▶ **Written request**:
Retype all of the data exactly as given.

▶ **Raw records**:
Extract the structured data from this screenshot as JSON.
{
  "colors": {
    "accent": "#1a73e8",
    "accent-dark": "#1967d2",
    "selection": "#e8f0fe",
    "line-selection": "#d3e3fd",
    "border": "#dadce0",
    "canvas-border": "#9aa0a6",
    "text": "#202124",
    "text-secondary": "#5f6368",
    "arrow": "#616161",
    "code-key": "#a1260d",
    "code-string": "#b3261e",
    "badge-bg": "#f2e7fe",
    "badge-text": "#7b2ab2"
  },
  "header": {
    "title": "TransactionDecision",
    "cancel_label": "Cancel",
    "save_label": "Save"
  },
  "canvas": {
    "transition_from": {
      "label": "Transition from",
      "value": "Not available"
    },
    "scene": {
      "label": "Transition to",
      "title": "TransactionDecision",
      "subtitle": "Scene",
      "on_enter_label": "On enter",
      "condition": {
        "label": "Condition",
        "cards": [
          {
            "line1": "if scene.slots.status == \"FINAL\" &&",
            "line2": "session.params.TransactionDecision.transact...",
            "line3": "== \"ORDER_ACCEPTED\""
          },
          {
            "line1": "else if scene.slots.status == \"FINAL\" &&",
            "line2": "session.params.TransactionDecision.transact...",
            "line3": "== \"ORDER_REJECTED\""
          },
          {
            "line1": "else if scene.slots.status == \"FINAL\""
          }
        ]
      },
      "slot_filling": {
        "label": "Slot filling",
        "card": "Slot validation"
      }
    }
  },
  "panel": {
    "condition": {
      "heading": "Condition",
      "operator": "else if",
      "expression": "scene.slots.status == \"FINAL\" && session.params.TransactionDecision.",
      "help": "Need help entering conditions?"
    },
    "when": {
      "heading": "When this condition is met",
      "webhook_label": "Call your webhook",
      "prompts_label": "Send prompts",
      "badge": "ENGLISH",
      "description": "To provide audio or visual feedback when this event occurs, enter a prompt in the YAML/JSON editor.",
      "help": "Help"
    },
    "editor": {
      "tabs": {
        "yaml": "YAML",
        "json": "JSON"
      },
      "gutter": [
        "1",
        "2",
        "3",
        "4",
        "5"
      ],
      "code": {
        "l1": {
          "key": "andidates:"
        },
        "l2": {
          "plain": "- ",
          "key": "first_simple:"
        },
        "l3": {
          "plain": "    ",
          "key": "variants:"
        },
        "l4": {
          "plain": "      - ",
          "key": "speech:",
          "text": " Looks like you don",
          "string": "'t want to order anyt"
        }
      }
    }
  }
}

▶ **Answer in full**:
Extract the structured data from this screenshot as JSON.
{
  "colors": {
    "accent": "#1a73e8",
    "accent-dark": "#1967d2",
    "selection": "#e8f0fe",
    "line-selection": "#d3e3fd",
    "border": "#dadce0",
    "canvas-border": "#9aa0a6",
    "text": "#202124",
    "text-secondary": "#5f6368",
    "arrow": "#616161",
    "code-key": "#a1260d",
    "code-string": "#b3261e",
    "badge-bg": "#f2e7fe",
    "badge-text": "#7b2ab2"
  },
  "header": {
    "title": "TransactionDecision",
    "cancel_label": "Cancel",
    "save_label": "Save"
  },
  "canvas": {
    "transition_from": {
      "label": "Transition from",
      "value": "Not available"
    },
    "scene": {
      "label": "Transition to",
      "title": "TransactionDecision",
      "subtitle": "Scene",
      "on_enter_label": "On enter",
      "condition": {
        "label": "Condition",
        "cards": [
          {
            "line1": "if scene.slots.status == \"FINAL\" &&",
            "line2": "session.params.TransactionDecision.transact...",
            "line3": "== \"ORDER_ACCEPTED\""
          },
          {
            "line1": "else if scene.slots.status == \"FINAL\" &&",
            "line2": "session.params.TransactionDecision.transact...",
            "line3": "== \"ORDER_REJECTED\""
          },
          {
            "line1": "else if scene.slots.status == \"FINAL\""
          }
        ]
      },
      "slot_filling": {
        "label": "Slot filling",
        "card": "Slot validation"
      }
    }
  },
  "panel": {
    "condition": {
      "heading": "Condition",
      "operator": "else if",
      "expression": "scene.slots.status == \"FINAL\" && session.params.TransactionDecision.",
      "help": "Need help entering conditions?"
    },
    "when": {
      "heading": "When this condition is met",
      "webhook_label": "Call your webhook",
      "prompts_label": "Send prompts",
      "badge": "ENGLISH",
      "description": "To provide audio or visual feedback when this event occurs, enter a prompt in the YAML/JSON editor.",
      "help": "Help"
    },
    "editor": {
      "tabs": {
        "yaml": "YAML",
        "json": "JSON"
      },
      "gutter": [
        "1",
        "2",
        "3",
        "4",
        "5"
      ],
      "code": {
        "l1": {
          "key": "andidates:"
        },
        "l2": {
          "plain": "- ",
          "key": "first_simple:"
        },
        "l3": {
          "plain": "    ",
          "key": "variants:"
        },
        "l4": {
          "plain": "      - ",
          "key": "speech:",
          "text": " Looks like you don",
          "string": "'t want to order anyt"
        }
      }
    }
  }
}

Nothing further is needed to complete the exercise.